> [Task description]:
Every line that holds the string "JSON" is to be identified and copied.

-- START --

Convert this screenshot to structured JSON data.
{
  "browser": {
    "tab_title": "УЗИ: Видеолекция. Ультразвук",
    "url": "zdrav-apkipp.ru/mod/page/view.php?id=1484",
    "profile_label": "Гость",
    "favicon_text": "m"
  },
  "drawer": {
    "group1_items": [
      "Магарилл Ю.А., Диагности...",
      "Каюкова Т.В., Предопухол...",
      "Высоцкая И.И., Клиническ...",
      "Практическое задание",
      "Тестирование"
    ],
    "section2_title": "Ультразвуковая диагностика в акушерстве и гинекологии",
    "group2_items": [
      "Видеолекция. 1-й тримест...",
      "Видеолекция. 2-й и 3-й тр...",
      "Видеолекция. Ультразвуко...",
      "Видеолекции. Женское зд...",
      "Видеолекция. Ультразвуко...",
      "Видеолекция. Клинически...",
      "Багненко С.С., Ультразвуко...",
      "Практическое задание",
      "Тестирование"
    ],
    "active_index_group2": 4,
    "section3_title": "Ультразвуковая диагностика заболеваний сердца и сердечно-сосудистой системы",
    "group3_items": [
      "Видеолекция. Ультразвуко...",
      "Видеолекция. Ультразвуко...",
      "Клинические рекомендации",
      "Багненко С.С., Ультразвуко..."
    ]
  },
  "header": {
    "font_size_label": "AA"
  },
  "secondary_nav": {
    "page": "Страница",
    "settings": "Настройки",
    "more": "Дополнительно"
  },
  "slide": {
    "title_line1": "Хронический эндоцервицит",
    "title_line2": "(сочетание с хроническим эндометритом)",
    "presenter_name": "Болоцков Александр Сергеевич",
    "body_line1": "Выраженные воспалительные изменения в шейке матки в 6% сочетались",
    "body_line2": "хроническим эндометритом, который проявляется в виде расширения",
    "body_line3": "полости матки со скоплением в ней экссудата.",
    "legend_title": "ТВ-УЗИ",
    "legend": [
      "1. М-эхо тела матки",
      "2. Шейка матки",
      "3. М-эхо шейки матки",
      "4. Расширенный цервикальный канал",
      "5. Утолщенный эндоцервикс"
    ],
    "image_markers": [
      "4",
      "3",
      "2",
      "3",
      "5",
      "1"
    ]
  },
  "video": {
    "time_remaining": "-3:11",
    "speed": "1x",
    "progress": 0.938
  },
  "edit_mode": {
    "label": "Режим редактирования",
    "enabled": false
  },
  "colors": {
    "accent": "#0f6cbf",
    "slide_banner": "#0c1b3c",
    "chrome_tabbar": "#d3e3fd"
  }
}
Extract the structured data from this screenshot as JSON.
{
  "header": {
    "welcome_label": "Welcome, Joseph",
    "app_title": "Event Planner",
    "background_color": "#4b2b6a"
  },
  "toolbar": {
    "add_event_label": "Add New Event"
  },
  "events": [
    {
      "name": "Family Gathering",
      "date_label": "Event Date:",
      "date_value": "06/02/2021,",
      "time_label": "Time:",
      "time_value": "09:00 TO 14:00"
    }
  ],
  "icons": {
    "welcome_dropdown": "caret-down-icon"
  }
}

-- END --

> [Task result]:
Convert this screenshot to structured JSON data.
Extract the structured data from this screenshot as JSON.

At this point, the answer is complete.